Records that describe figures:
-- start --

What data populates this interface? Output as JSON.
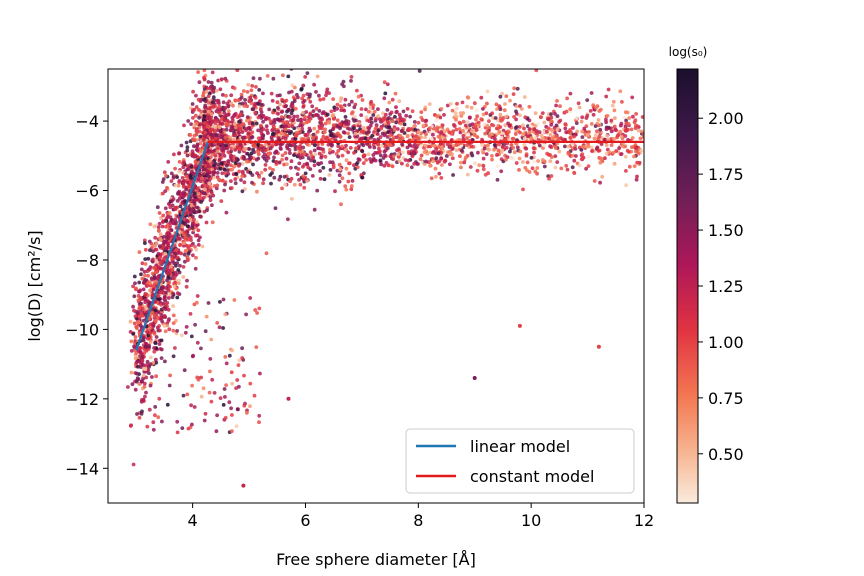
{
  "chart_data": {
    "type": "scatter",
    "xlabel": "Free sphere diameter [Å]",
    "ylabel": "log(D) [cm²/s]",
    "xlim": [
      2.5,
      12
    ],
    "ylim": [
      -15,
      -2.5
    ],
    "xticks": [
      4,
      6,
      8,
      10,
      12
    ],
    "yticks": [
      -14,
      -12,
      -10,
      -8,
      -6,
      -4
    ],
    "xtick_labels": [
      "4",
      "6",
      "8",
      "10",
      "12"
    ],
    "ytick_labels": [
      "−14",
      "−12",
      "−10",
      "−8",
      "−6",
      "−4"
    ],
    "grid": false,
    "legend_placement": "lower-right",
    "colorbar": {
      "title": "log(s₀)",
      "range": [
        0.28,
        2.22
      ],
      "ticks": [
        0.5,
        0.75,
        1.0,
        1.25,
        1.5,
        1.75,
        2.0
      ],
      "tick_labels": [
        "0.50",
        "0.75",
        "1.00",
        "1.25",
        "1.50",
        "1.75",
        "2.00"
      ],
      "colormap": "rocket_r"
    },
    "series": [
      {
        "name": "linear model",
        "type": "line",
        "color": "#1f77b4",
        "x": [
          3.0,
          4.27
        ],
        "y": [
          -10.6,
          -4.6
        ]
      },
      {
        "name": "constant model",
        "type": "line",
        "color": "#e31a1c",
        "x": [
          4.27,
          12.0
        ],
        "y": [
          -4.6,
          -4.6
        ]
      }
    ],
    "scatter": {
      "description_points": [
        {
          "x": 3.0,
          "y": -10.5,
          "c": 1.3
        },
        {
          "x": 3.1,
          "y": -11.5,
          "c": 1.5
        },
        {
          "x": 3.3,
          "y": -9.0,
          "c": 1.2
        },
        {
          "x": 3.5,
          "y": -7.5,
          "c": 1.4
        },
        {
          "x": 3.7,
          "y": -6.5,
          "c": 1.1
        },
        {
          "x": 4.0,
          "y": -5.0,
          "c": 1.3
        },
        {
          "x": 4.5,
          "y": -4.3,
          "c": 1.6
        },
        {
          "x": 5.0,
          "y": -4.2,
          "c": 1.4
        },
        {
          "x": 6.0,
          "y": -4.4,
          "c": 1.2
        },
        {
          "x": 7.0,
          "y": -4.3,
          "c": 1.0
        },
        {
          "x": 8.0,
          "y": -4.5,
          "c": 0.9
        },
        {
          "x": 9.0,
          "y": -4.4,
          "c": 0.8
        },
        {
          "x": 10.0,
          "y": -4.5,
          "c": 0.7
        },
        {
          "x": 11.0,
          "y": -4.4,
          "c": 0.6
        },
        {
          "x": 4.9,
          "y": -14.5,
          "c": 1.2
        },
        {
          "x": 9.8,
          "y": -9.9,
          "c": 1.0
        },
        {
          "x": 11.2,
          "y": -10.5,
          "c": 1.0
        },
        {
          "x": 9.0,
          "y": -11.4,
          "c": 1.6
        },
        {
          "x": 5.7,
          "y": -12.0,
          "c": 1.2
        },
        {
          "x": 4.8,
          "y": -12.3,
          "c": 1.6
        }
      ]
    }
  }
}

-- end --

Copy out all of the material exactly as written, without its pictures.

What data populates this interface? Output as JSON.
{
  "chart_data": {
    "type": "scatter",
    "xlabel": "Free sphere diameter [Å]",
    "ylabel": "log(D) [cm²/s]",
    "xlim": [
      2.5,
      12
    ],
    "ylim": [
      -15,
      -2.5
    ],
    "xticks": [
      4,
      6,
      8,
      10,
      12
    ],
    "yticks": [
      -14,
      -12,
      -10,
      -8,
      -6,
      -4
    ],
    "xtick_labels": [
      "4",
      "6",
      "8",
      "10",
      "12"
    ],
    "ytick_labels": [
      "−14",
      "−12",
      "−10",
      "−8",
      "−6",
      "−4"
    ],
    "grid": false,
    "legend_placement": "lower-right",
    "colorbar": {
      "title": "log(s₀)",
      "range": [
        0.28,
        2.22
      ],
      "ticks": [
        0.5,
        0.75,
        1.0,
        1.25,
        1.5,
        1.75,
        2.0
      ],
      "tick_labels": [
        "0.50",
        "0.75",
        "1.00",
        "1.25",
        "1.50",
        "1.75",
        "2.00"
      ],
      "colormap": "rocket_r"
    },
    "series": [
      {
        "name": "linear model",
        "type": "line",
        "color": "#1f77b4",
        "x": [
          3.0,
          4.27
        ],
        "y": [
          -10.6,
          -4.6
        ]
      },
      {
        "name": "constant model",
        "type": "line",
        "color": "#e31a1c",
        "x": [
          4.27,
          12.0
        ],
        "y": [
          -4.6,
          -4.6
        ]
      }
    ],
    "scatter": {
      "description_points": [
        {
          "x": 3.0,
          "y": -10.5,
          "c": 1.3
        },
        {
          "x": 3.1,
          "y": -11.5,
          "c": 1.5
        },
        {
          "x": 3.3,
          "y": -9.0,
          "c": 1.2
        },
        {
          "x": 3.5,
          "y": -7.5,
          "c": 1.4
        },
        {
          "x": 3.7,
          "y": -6.5,
          "c": 1.1
        },
        {
          "x": 4.0,
          "y": -5.0,
          "c": 1.3
        },
        {
          "x": 4.5,
          "y": -4.3,
          "c": 1.6
        },
        {
          "x": 5.0,
          "y": -4.2,
          "c": 1.4
        },
        {
          "x": 6.0,
          "y": -4.4,
          "c": 1.2
        },
        {
          "x": 7.0,
          "y": -4.3,
          "c": 1.0
        },
        {
          "x": 8.0,
          "y": -4.5,
          "c": 0.9
        },
        {
          "x": 9.0,
          "y": -4.4,
          "c": 0.8
        },
        {
          "x": 10.0,
          "y": -4.5,
          "c": 0.7
        },
        {
          "x": 11.0,
          "y": -4.4,
          "c": 0.6
        },
        {
          "x": 4.9,
          "y": -14.5,
          "c": 1.2
        },
        {
          "x": 9.8,
          "y": -9.9,
          "c": 1.0
        },
        {
          "x": 11.2,
          "y": -10.5,
          "c": 1.0
        },
        {
          "x": 9.0,
          "y": -11.4,
          "c": 1.6
        },
        {
          "x": 5.7,
          "y": -12.0,
          "c": 1.2
        },
        {
          "x": 4.8,
          "y": -12.3,
          "c": 1.6
        }
      ]
    }
  }
}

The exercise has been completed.